begin Data for this task
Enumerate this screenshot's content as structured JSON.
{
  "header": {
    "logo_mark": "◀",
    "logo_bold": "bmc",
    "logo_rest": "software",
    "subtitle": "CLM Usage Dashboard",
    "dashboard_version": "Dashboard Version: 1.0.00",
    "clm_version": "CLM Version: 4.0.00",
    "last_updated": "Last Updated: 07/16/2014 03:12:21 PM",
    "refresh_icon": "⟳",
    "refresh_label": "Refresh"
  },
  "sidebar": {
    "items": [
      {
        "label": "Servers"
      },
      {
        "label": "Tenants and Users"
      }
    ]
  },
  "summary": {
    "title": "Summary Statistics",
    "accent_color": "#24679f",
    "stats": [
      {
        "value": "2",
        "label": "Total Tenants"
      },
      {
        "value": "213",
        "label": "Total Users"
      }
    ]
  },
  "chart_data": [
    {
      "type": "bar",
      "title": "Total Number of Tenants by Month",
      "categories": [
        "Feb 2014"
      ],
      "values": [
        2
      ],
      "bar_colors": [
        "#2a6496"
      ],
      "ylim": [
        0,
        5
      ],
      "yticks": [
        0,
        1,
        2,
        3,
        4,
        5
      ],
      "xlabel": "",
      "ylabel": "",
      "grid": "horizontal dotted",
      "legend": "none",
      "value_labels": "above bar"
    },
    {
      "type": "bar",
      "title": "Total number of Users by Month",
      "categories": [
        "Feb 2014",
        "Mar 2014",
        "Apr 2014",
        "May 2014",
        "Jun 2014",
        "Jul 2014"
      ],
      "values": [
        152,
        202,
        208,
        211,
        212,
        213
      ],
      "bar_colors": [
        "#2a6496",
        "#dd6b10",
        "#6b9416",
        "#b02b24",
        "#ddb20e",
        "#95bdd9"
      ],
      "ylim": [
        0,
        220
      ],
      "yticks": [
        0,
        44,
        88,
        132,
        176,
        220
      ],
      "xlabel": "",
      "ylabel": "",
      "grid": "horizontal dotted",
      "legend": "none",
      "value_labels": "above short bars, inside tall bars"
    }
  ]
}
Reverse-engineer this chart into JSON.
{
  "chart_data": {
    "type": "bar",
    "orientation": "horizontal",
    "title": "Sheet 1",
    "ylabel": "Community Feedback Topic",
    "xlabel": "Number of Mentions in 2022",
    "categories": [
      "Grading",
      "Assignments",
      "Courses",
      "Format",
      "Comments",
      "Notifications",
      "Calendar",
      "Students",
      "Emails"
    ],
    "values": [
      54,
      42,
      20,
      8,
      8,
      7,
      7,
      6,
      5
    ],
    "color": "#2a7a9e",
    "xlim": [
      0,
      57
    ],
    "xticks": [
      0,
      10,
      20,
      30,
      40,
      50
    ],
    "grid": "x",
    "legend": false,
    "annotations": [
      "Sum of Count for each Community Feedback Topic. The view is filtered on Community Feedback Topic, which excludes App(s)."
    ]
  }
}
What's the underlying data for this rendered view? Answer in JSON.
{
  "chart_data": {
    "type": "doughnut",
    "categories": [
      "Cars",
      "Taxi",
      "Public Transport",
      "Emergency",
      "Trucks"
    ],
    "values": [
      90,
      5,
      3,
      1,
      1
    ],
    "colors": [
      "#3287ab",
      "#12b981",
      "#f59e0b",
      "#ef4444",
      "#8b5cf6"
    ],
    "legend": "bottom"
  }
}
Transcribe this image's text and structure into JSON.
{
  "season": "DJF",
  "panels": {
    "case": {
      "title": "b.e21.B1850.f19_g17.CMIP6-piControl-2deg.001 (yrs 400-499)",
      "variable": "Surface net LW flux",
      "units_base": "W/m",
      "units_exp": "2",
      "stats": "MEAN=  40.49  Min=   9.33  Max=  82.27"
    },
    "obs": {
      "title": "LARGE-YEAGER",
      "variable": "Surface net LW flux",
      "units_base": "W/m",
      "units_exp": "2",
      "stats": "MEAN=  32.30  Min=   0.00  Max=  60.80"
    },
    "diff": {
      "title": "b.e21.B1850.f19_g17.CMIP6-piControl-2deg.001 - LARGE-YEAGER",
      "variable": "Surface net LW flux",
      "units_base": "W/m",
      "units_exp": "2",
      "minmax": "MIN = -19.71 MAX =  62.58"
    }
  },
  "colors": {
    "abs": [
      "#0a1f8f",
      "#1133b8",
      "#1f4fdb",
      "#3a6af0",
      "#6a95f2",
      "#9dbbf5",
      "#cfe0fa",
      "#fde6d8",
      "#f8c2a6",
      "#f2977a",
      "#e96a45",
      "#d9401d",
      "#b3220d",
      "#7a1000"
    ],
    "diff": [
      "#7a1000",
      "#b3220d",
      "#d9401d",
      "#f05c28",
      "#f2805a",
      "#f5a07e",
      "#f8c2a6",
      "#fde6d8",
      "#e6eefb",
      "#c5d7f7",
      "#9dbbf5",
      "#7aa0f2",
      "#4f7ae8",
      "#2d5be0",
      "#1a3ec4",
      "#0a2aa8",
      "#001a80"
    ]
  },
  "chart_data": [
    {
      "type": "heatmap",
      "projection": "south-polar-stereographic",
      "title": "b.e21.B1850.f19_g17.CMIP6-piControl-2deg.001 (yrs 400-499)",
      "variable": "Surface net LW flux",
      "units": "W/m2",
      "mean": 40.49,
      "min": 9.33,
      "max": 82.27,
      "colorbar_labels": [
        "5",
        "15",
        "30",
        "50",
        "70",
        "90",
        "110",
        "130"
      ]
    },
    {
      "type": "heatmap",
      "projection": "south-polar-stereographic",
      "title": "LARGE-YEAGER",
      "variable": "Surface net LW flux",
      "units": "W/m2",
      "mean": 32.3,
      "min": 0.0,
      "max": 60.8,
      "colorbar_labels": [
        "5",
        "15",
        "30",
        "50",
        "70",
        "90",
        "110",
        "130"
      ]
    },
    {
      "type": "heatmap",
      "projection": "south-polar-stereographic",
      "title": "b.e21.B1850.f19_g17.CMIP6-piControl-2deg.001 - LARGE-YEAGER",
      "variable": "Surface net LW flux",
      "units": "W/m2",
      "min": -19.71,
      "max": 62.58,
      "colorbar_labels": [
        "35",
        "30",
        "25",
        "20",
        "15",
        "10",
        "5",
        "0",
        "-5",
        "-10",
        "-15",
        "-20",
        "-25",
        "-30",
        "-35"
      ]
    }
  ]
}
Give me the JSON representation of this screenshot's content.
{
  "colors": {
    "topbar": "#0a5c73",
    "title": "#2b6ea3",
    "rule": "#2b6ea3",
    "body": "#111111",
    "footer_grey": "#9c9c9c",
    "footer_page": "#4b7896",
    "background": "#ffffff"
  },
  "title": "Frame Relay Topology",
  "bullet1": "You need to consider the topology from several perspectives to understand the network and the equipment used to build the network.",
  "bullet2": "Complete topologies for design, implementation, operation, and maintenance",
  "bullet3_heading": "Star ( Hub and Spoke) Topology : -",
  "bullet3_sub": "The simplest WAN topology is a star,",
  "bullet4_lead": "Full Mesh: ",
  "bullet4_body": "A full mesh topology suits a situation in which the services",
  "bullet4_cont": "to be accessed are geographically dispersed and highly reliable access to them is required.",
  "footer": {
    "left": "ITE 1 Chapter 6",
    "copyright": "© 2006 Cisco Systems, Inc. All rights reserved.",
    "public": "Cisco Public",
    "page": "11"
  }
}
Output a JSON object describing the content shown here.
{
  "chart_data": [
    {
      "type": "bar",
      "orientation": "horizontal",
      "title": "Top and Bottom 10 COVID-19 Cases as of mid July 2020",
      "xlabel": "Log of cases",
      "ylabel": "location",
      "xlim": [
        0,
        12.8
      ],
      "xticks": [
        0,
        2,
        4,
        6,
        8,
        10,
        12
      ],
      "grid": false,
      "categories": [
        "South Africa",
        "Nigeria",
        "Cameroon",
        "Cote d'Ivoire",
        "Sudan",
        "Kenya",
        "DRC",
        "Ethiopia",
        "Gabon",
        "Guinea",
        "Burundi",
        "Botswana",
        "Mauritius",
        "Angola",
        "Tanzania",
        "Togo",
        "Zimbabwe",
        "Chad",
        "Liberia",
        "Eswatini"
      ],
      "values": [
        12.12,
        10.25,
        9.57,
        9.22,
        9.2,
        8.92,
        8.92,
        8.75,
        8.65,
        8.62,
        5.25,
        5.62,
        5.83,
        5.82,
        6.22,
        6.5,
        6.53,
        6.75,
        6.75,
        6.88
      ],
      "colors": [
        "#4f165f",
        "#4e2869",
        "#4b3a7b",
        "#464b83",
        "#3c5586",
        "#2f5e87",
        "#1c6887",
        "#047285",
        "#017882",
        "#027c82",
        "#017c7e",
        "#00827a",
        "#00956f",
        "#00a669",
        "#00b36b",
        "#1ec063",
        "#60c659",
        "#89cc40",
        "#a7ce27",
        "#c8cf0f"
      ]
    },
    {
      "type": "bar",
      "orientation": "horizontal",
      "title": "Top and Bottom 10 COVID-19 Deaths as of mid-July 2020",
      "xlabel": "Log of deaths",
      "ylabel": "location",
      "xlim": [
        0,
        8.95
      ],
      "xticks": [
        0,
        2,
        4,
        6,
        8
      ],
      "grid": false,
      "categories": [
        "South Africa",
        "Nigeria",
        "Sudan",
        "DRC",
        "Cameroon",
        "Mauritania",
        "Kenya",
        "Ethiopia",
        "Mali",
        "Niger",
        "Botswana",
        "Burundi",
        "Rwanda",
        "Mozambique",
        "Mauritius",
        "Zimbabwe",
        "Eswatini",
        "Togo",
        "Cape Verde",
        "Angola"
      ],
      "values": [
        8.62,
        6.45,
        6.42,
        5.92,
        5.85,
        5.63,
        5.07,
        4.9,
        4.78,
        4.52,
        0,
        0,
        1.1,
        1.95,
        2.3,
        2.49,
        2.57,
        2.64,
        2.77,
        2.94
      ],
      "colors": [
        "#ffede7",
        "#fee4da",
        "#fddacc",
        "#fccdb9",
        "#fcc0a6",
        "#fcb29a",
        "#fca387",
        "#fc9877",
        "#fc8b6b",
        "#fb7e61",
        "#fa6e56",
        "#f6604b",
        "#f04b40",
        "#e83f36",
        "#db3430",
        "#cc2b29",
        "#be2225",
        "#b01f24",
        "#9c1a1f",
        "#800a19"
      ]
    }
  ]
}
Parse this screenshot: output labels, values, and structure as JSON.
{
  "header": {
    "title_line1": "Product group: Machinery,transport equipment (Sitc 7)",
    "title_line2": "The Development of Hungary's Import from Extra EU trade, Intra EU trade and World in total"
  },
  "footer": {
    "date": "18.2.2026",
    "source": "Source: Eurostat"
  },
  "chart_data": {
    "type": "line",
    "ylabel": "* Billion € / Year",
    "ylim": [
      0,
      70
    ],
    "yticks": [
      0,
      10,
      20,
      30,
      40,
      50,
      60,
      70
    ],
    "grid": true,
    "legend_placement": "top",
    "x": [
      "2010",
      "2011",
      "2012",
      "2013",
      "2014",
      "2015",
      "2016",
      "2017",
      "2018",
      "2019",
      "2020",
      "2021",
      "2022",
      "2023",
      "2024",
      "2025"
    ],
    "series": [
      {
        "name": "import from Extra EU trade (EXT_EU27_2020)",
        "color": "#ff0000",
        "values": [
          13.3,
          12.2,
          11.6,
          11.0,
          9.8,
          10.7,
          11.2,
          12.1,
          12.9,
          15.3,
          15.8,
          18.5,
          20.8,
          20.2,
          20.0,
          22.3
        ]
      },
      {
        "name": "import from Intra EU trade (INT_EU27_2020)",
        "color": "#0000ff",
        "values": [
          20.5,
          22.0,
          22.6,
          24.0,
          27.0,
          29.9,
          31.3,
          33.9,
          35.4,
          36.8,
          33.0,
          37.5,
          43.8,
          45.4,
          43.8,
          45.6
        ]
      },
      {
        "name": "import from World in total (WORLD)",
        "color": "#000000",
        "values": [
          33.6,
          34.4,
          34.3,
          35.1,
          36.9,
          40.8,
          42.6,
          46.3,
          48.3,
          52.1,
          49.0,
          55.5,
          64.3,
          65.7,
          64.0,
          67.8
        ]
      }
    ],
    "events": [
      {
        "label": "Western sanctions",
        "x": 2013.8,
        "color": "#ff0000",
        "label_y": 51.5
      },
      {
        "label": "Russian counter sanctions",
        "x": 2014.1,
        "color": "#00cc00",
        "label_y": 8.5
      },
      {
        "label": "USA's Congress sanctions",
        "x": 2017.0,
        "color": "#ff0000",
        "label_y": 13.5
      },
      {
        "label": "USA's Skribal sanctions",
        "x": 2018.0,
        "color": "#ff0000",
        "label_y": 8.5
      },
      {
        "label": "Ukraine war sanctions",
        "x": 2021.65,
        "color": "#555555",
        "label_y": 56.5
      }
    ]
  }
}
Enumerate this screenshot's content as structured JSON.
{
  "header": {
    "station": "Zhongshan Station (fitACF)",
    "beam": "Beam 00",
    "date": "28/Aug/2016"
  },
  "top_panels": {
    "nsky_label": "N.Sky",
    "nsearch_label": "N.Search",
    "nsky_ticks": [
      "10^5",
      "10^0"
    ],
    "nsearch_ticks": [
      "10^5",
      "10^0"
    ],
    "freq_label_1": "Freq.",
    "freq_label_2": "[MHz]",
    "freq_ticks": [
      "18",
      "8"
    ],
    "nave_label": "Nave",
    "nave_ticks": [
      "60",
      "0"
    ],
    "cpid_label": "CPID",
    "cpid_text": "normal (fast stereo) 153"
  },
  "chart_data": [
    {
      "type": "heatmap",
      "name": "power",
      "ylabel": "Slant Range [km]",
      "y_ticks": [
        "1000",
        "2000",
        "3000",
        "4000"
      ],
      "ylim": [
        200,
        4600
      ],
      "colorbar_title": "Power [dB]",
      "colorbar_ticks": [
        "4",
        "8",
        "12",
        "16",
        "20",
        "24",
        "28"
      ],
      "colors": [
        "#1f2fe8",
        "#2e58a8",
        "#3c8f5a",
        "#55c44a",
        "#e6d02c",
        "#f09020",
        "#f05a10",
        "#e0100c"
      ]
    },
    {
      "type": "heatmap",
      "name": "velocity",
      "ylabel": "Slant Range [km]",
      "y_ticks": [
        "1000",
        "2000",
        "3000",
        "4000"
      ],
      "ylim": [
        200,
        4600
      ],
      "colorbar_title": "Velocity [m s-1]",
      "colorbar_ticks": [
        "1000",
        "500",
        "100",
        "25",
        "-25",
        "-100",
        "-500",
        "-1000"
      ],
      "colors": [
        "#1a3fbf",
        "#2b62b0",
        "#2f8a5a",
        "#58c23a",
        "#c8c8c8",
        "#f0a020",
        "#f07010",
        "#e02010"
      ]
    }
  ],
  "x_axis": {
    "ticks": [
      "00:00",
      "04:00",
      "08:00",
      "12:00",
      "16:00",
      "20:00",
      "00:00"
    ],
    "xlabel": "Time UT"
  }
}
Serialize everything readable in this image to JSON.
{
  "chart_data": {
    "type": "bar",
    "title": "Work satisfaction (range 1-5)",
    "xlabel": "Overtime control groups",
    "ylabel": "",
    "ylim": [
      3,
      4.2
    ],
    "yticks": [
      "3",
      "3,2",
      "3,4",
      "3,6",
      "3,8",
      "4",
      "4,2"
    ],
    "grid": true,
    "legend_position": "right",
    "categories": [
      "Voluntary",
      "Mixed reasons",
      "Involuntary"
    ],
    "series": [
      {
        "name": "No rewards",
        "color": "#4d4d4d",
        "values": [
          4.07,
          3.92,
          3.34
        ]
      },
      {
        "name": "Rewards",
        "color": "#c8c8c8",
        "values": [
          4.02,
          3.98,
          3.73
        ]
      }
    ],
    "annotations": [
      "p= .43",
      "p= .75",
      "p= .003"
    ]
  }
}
end Data for this task
* Stated exercise *
Reproduce only the lines from the line containing "Serialize everything readable" to the last line of the material above, both of those lines included.

* Answer in full *
Serialize everything readable in this image to JSON.
{
  "chart_data": {
    "type": "bar",
    "title": "Work satisfaction (range 1-5)",
    "xlabel": "Overtime control groups",
    "ylabel": "",
    "ylim": [
      3,
      4.2
    ],
    "yticks": [
      "3",
      "3,2",
      "3,4",
      "3,6",
      "3,8",
      "4",
      "4,2"
    ],
    "grid": true,
    "legend_position": "right",
    "categories": [
      "Voluntary",
      "Mixed reasons",
      "Involuntary"
    ],
    "series": [
      {
        "name": "No rewards",
        "color": "#4d4d4d",
        "values": [
          4.07,
          3.92,
          3.34
        ]
      },
      {
        "name": "Rewards",
        "color": "#c8c8c8",
        "values": [
          4.02,
          3.98,
          3.73
        ]
      }
    ],
    "annotations": [
      "p= .43",
      "p= .75",
      "p= .003"
    ]
  }
}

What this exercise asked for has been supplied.